WHAT YOU NEED TO DO:
Return the lines below that carry the word "противоположной".

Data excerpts

^^^^^^^^^^^^^^^^

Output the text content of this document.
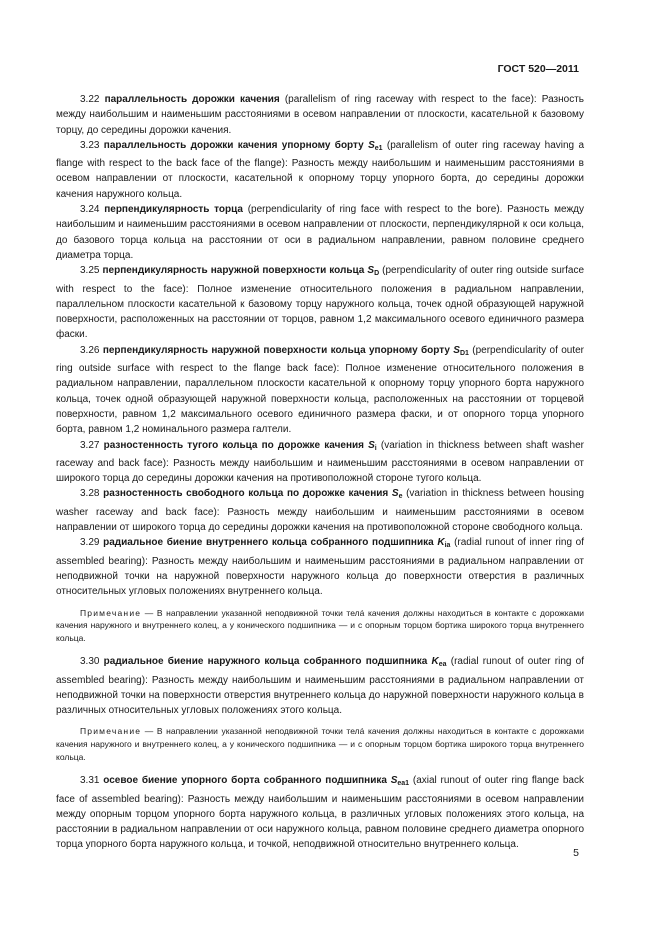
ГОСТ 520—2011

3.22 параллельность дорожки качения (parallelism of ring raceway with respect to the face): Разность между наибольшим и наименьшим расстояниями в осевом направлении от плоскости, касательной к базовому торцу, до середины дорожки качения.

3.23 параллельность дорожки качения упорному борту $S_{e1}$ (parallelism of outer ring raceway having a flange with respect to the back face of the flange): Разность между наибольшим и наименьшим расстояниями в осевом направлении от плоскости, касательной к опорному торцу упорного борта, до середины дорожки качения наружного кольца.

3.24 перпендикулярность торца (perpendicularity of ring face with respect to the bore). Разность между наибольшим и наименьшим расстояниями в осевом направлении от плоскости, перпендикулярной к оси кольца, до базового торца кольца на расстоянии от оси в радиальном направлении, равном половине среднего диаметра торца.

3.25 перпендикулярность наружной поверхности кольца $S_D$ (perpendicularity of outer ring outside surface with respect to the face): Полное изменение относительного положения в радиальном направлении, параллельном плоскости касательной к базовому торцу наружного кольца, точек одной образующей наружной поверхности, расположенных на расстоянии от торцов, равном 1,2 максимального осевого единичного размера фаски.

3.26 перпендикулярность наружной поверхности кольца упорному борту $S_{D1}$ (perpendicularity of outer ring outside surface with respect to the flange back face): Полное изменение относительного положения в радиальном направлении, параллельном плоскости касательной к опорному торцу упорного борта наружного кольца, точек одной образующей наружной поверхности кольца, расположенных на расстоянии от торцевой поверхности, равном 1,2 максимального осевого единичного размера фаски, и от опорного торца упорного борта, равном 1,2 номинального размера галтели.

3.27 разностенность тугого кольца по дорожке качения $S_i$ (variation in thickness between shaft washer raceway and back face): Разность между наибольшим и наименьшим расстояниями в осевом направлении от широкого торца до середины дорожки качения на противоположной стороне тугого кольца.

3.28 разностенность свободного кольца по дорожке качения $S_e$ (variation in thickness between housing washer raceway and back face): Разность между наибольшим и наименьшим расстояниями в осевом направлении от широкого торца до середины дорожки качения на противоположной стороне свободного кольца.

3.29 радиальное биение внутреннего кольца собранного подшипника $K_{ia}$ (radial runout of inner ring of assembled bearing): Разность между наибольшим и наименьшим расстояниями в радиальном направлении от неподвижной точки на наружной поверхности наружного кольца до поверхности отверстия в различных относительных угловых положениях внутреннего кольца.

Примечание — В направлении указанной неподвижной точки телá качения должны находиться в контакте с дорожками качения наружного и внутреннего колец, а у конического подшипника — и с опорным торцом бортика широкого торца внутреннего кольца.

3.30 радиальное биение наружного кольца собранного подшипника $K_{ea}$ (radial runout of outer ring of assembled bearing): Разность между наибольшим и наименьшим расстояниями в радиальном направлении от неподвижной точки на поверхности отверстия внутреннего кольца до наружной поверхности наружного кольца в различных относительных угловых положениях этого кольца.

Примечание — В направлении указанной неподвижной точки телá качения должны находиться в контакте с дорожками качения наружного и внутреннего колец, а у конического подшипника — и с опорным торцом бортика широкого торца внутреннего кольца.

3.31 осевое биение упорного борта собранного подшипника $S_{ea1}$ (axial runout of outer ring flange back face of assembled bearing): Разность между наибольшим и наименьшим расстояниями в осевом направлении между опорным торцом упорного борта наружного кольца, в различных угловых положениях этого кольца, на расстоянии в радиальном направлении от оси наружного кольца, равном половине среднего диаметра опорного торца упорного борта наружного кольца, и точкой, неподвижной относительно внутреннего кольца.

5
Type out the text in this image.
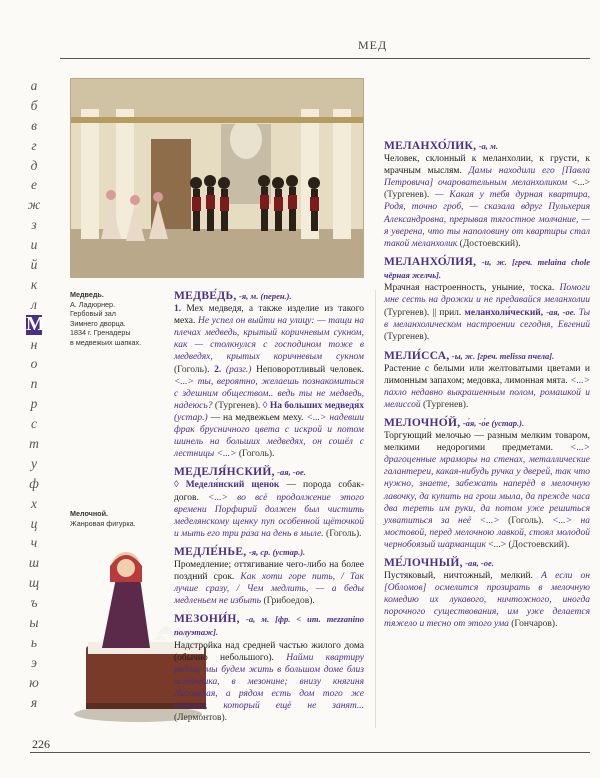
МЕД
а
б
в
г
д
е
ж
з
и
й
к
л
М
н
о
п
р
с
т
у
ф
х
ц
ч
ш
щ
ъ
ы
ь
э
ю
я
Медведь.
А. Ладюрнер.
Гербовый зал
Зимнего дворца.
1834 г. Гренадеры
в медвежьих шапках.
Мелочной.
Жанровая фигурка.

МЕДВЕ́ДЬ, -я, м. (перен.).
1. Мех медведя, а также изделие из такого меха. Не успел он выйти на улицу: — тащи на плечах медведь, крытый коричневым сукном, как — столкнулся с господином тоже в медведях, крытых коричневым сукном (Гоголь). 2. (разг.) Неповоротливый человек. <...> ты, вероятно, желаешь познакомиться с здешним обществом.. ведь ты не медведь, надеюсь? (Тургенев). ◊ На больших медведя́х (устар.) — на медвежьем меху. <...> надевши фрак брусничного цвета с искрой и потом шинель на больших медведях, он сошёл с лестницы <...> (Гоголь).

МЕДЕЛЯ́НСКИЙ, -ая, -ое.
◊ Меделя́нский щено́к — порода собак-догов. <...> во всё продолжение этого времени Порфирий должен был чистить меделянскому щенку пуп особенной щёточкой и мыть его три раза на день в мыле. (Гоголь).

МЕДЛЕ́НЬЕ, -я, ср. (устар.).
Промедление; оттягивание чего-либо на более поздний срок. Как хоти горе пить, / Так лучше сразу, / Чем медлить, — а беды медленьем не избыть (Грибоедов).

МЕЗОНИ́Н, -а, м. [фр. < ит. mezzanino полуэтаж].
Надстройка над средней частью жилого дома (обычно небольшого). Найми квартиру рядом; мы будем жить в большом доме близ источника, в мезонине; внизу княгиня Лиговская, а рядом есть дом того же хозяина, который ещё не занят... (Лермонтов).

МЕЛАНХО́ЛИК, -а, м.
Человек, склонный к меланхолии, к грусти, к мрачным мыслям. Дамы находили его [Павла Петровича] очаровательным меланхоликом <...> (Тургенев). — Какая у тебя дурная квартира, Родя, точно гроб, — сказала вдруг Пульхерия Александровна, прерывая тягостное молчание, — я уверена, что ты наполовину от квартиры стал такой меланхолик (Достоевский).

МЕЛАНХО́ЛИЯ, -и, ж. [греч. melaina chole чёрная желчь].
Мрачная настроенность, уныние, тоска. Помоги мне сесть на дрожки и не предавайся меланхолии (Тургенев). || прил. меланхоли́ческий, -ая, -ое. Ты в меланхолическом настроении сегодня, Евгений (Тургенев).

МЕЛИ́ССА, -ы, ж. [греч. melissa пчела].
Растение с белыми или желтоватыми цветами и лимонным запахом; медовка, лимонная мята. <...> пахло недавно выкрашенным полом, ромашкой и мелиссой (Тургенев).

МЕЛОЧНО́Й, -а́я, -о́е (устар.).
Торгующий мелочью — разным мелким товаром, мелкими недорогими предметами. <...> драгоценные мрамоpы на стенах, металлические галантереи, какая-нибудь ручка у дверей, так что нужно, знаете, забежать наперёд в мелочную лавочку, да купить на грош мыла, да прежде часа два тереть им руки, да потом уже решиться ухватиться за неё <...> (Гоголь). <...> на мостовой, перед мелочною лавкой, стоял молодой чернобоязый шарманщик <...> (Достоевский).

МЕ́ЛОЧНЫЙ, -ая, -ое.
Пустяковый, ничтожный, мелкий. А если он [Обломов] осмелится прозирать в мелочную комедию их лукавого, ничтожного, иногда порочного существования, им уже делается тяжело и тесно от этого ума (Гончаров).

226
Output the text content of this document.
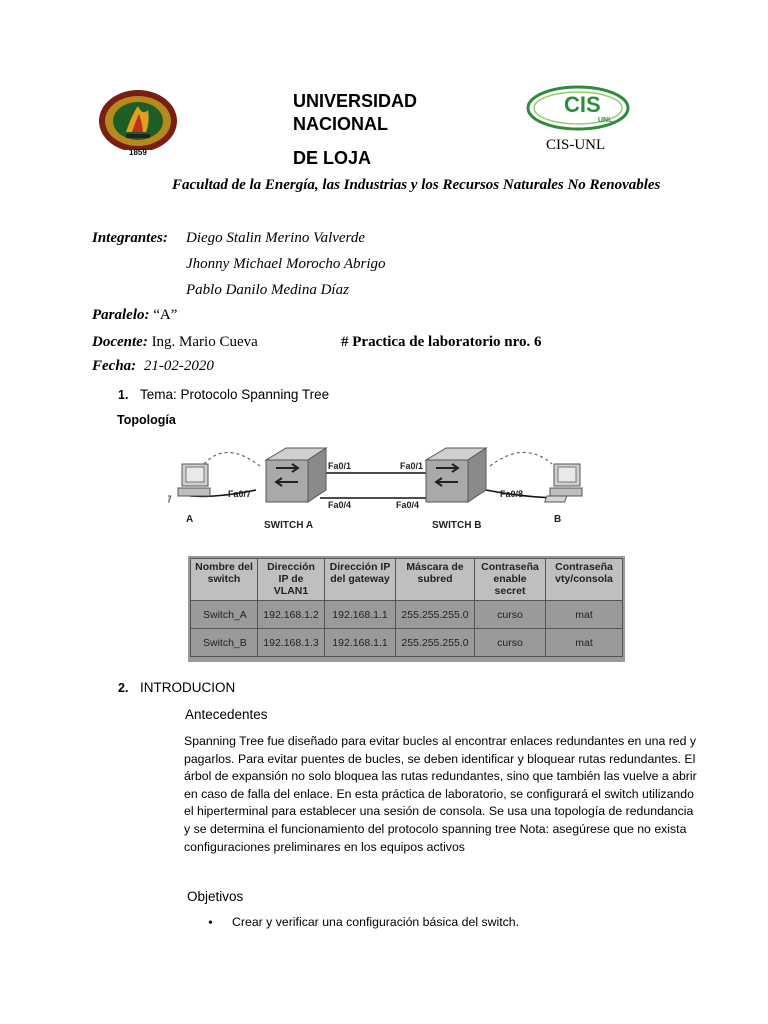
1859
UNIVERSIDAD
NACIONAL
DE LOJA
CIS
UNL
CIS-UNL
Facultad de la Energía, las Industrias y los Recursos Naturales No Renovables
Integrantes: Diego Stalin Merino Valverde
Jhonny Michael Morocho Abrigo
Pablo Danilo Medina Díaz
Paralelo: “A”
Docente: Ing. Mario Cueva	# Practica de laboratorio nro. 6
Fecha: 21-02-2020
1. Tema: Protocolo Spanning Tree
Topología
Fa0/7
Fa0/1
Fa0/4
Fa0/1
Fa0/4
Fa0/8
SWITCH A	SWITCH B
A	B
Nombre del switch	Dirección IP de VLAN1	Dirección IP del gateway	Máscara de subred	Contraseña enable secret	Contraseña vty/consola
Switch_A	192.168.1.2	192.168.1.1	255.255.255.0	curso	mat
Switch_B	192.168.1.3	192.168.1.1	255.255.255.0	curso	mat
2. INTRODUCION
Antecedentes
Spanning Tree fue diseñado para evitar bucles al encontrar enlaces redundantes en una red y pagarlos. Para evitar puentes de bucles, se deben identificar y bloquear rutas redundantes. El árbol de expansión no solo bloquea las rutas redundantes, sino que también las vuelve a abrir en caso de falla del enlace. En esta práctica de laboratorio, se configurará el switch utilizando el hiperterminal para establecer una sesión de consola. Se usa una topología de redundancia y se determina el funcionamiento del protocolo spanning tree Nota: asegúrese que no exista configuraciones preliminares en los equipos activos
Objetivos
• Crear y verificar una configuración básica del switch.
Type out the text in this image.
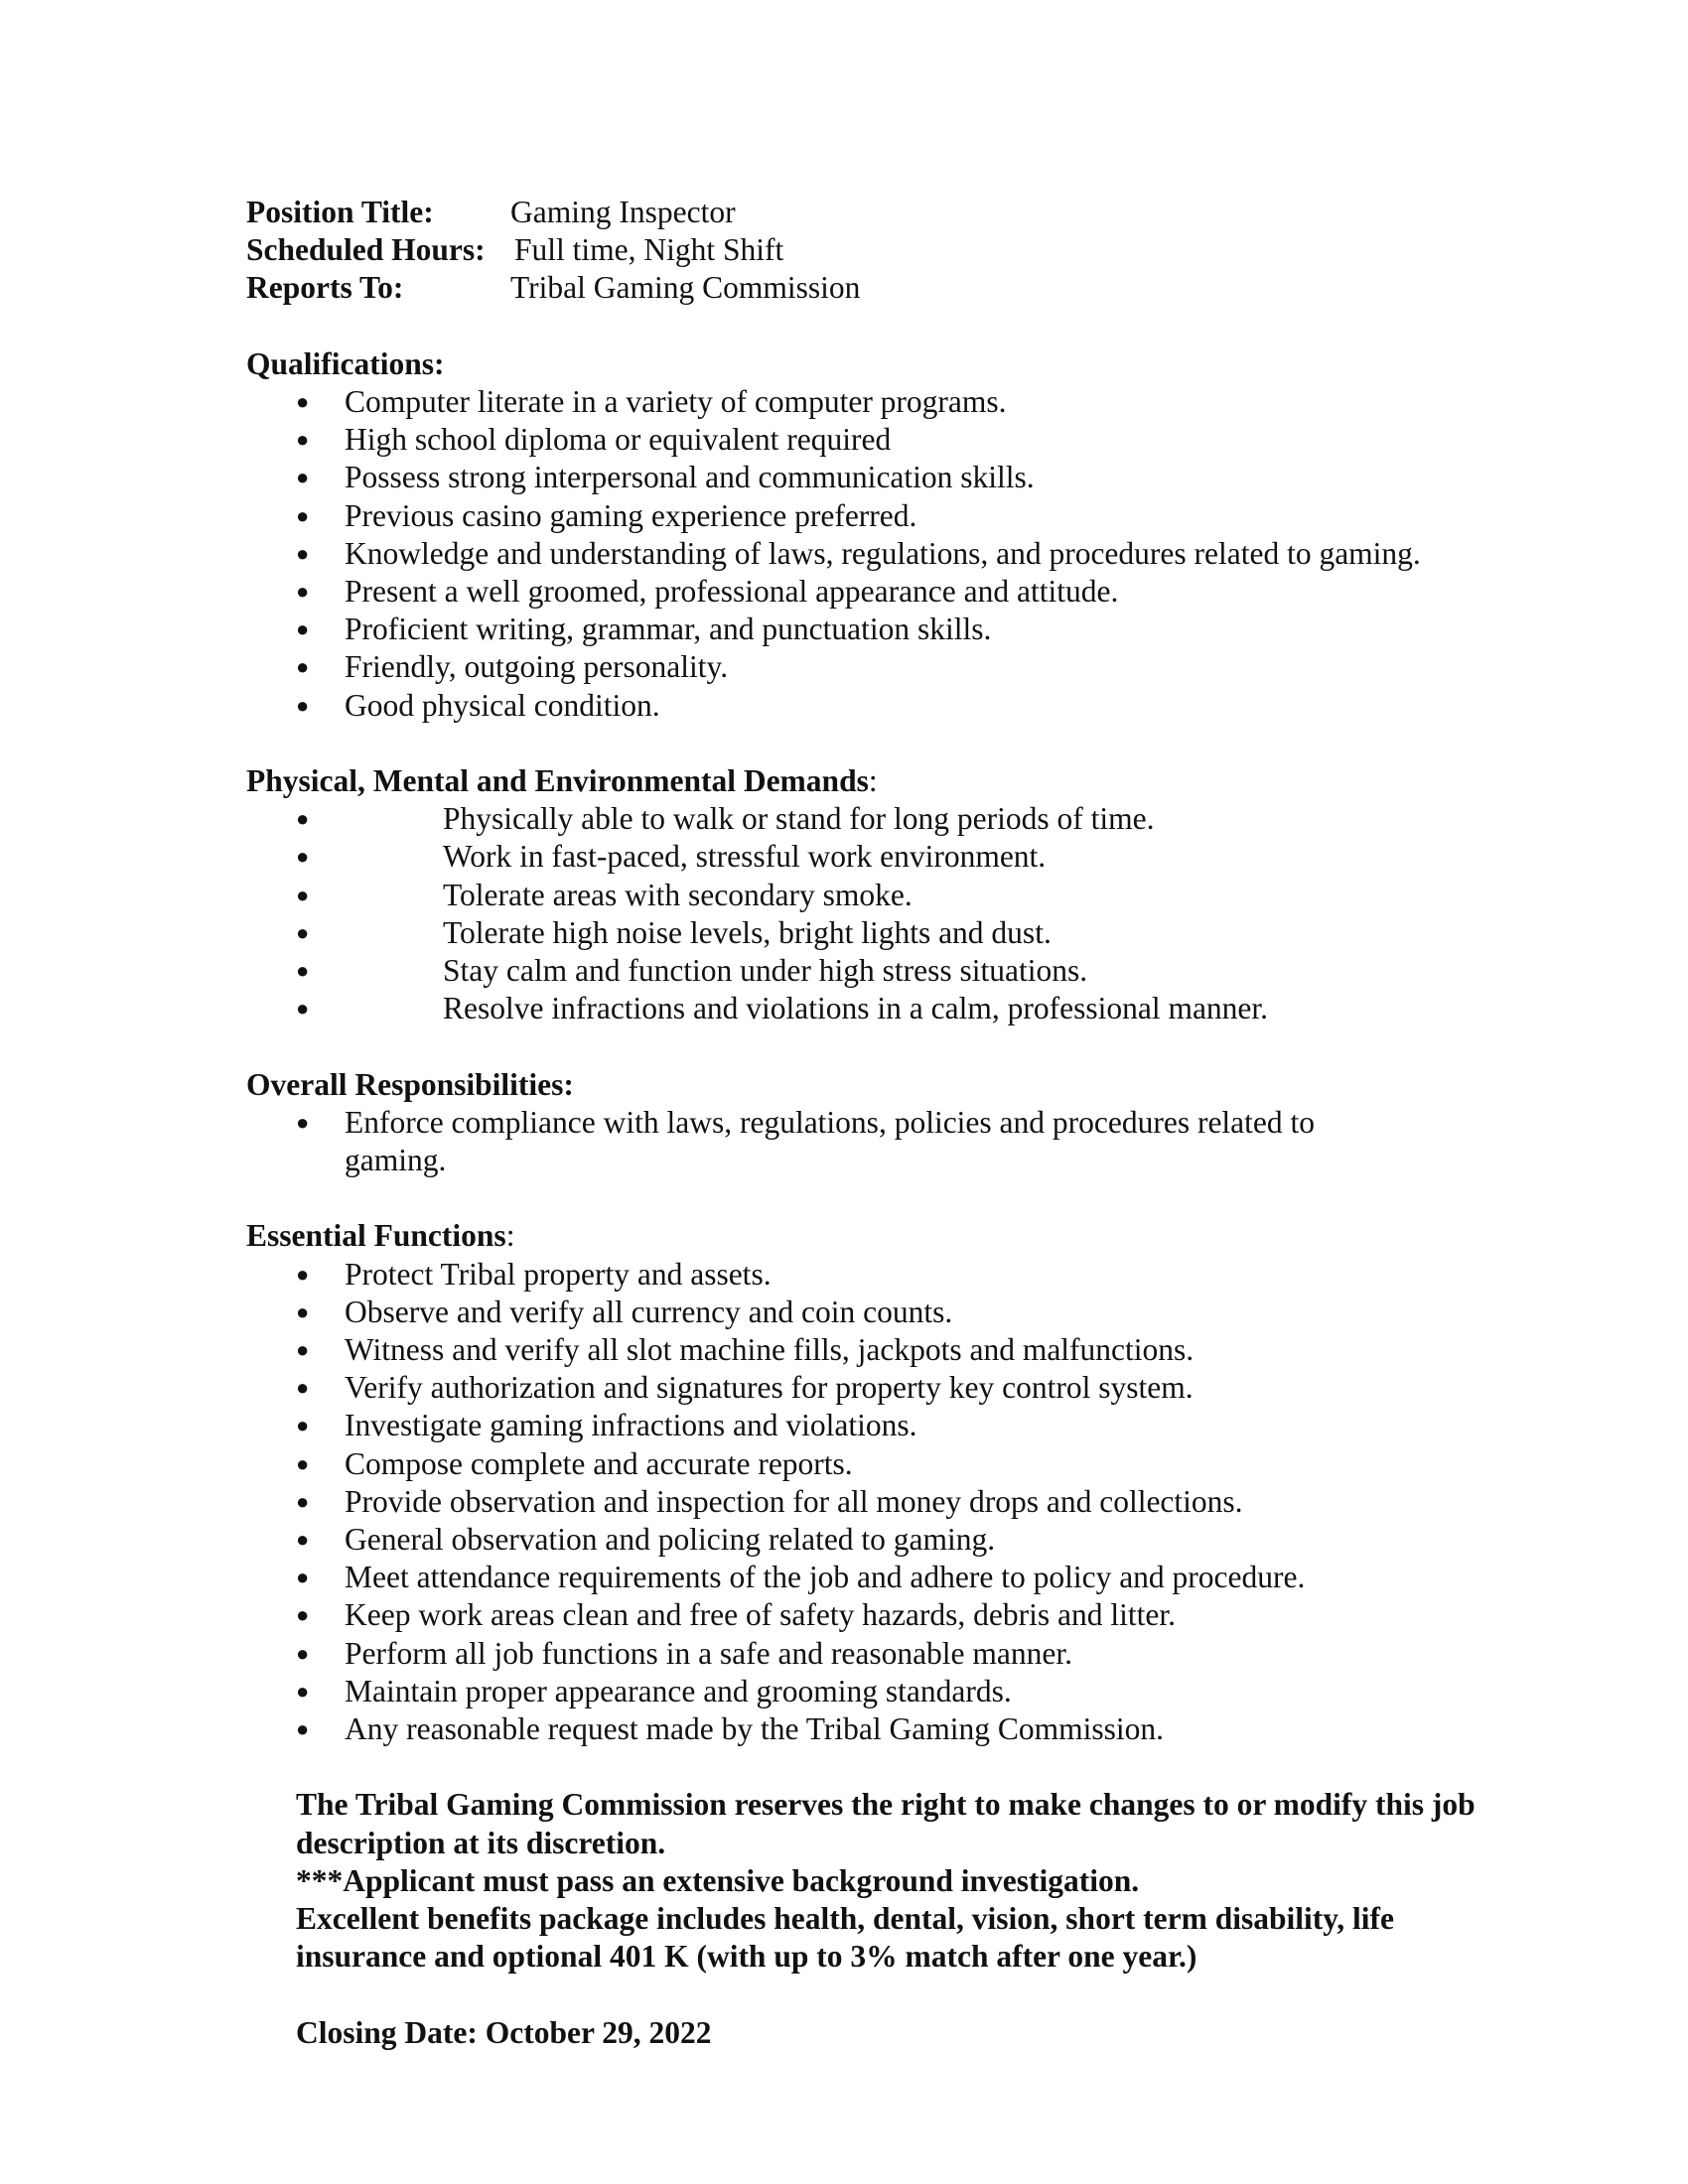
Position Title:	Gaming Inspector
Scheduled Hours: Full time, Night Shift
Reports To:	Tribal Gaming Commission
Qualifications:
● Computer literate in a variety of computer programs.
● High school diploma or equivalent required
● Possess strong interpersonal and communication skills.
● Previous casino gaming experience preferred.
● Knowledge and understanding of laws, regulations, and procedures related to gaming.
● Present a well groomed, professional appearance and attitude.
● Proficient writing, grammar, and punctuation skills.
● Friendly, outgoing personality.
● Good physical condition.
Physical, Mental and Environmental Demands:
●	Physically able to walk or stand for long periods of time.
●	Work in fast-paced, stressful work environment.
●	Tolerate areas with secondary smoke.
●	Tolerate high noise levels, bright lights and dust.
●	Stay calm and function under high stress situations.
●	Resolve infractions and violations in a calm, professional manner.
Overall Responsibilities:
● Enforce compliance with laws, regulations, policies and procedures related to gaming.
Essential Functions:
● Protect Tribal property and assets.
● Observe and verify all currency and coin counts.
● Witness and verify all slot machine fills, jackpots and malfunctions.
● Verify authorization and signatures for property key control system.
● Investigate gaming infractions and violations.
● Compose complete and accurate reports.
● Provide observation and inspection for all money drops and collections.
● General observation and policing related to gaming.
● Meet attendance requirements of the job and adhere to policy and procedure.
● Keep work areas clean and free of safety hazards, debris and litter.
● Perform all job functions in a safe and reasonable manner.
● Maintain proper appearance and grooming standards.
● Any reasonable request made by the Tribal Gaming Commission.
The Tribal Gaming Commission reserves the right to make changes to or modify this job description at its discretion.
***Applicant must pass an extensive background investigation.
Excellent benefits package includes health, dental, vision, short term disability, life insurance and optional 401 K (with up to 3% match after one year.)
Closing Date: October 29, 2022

^^^^^^^^^^^^^^^^

SOLVED EXERCISE:
3.27 разностенность тугого кольца по дорожке качения $S_i$ (variation in thickness between shaft washer raceway and back face): Разность между наибольшим и наименьшим расстояниями в осевом направлении от широкого торца до середины дорожки качения на противоположной стороне тугого кольца.
3.28 разностенность свободного кольца по дорожке качения $S_e$ (variation in thickness between housing washer raceway and back face): Разность между наибольшим и наименьшим расстояниями в осевом направлении от широкого торца до середины дорожки качения на противоположной стороне свободного кольца.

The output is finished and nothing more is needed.